▶ THE PROBLEM: Set down every entry again word for word, please, but skip the pictures.

▶ INPUT ROWS:
>>>>
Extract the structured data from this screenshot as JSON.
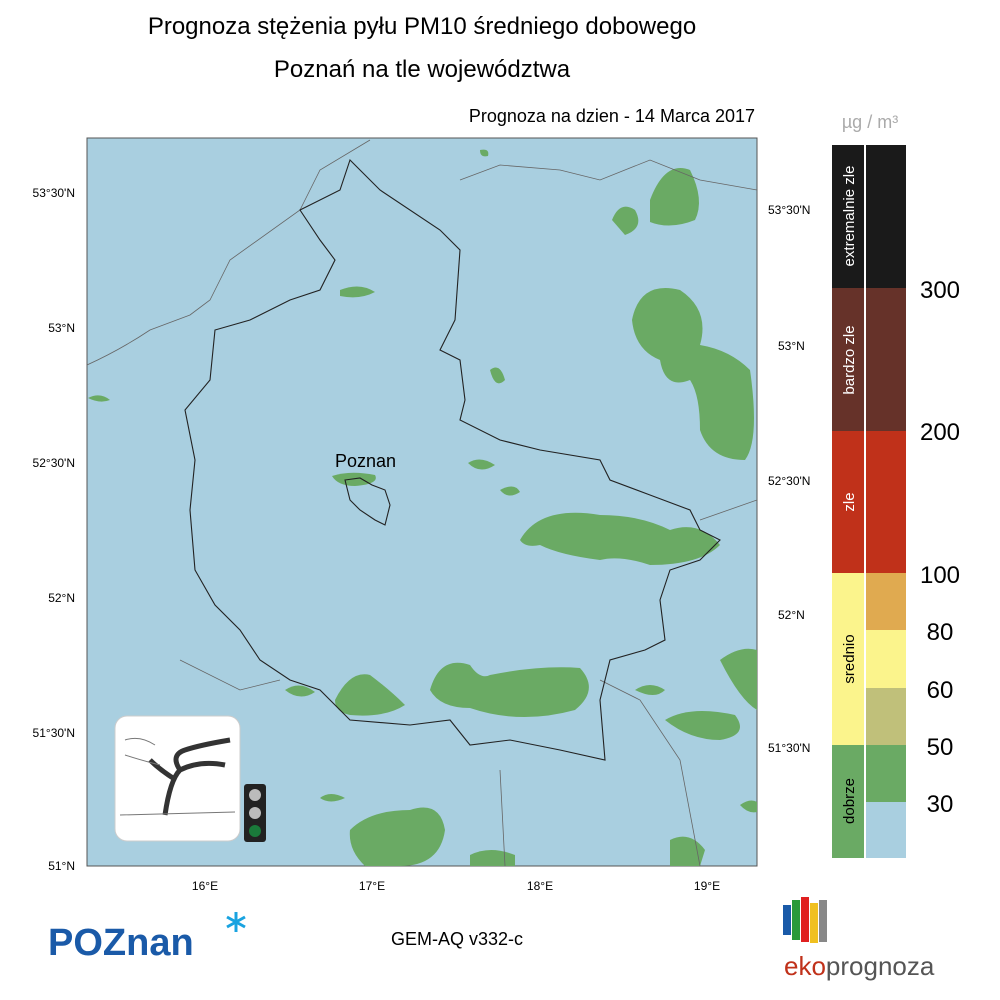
{
  "header": {
    "title": "Prognoza stężenia pyłu PM10 średniego dobowego",
    "subtitle": "Poznań na tle województwa",
    "date": "Prognoza na dzien -  14 Marca 2017"
  },
  "map": {
    "left_ticks": [
      "53°30'N",
      "53°N",
      "52°30'N",
      "52°N",
      "51°30'N",
      "51°N"
    ],
    "right_ticks": [
      "53°30'N",
      "53°N",
      "52°30'N",
      "52°N",
      "51°30'N"
    ],
    "bottom_ticks": [
      "16°E",
      "17°E",
      "18°E",
      "19°E"
    ],
    "city": "Poznan"
  },
  "legend": {
    "unit": "µg / m³",
    "classes": [
      "extremalnie zle",
      "bardzo zle",
      "zle",
      "srednio",
      "dobrze"
    ],
    "thresholds": [
      300,
      200,
      100,
      80,
      60,
      50,
      30
    ]
  },
  "footer": {
    "logo_left": "POZnan",
    "model": "GEM-AQ v332-c",
    "logo_right_a": "eko",
    "logo_right_b": "prognoza"
  }
}
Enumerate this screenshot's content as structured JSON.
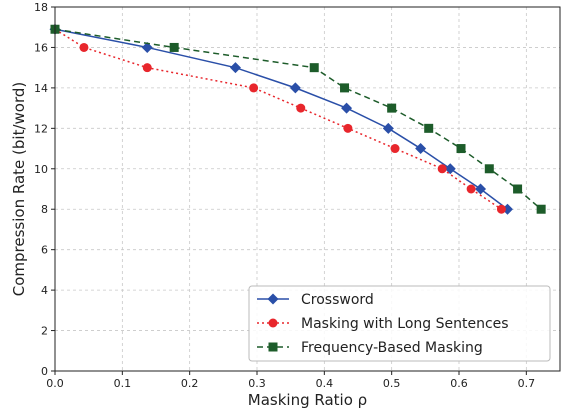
<<<<
▶ ANSWER FOR THE TASK:
Extract the structured data from this screenshot as JSON.
{
  "header": {
    "title": "Prognoza stężenia pyłu PM10 średniego dobowego",
    "subtitle": "Poznań na tle województwa",
    "date": "Prognoza na dzien -  14 Marca 2017"
  },
  "map": {
    "left_ticks": [
      "53°30'N",
      "53°N",
      "52°30'N",
      "52°N",
      "51°30'N",
      "51°N"
    ],
    "right_ticks": [
      "53°30'N",
      "53°N",
      "52°30'N",
      "52°N",
      "51°30'N"
    ],
    "bottom_ticks": [
      "16°E",
      "17°E",
      "18°E",
      "19°E"
    ],
    "city": "Poznan"
  },
  "legend": {
    "unit": "µg / m³",
    "classes": [
      "extremalnie zle",
      "bardzo zle",
      "zle",
      "srednio",
      "dobrze"
    ],
    "thresholds": [
      300,
      200,
      100,
      80,
      60,
      50,
      30
    ]
  },
  "footer": {
    "logo_left": "POZnan",
    "model": "GEM-AQ v332-c",
    "logo_right_a": "eko",
    "logo_right_b": "prognoza"
  }
}
Enumerate this screenshot's content as structured JSON.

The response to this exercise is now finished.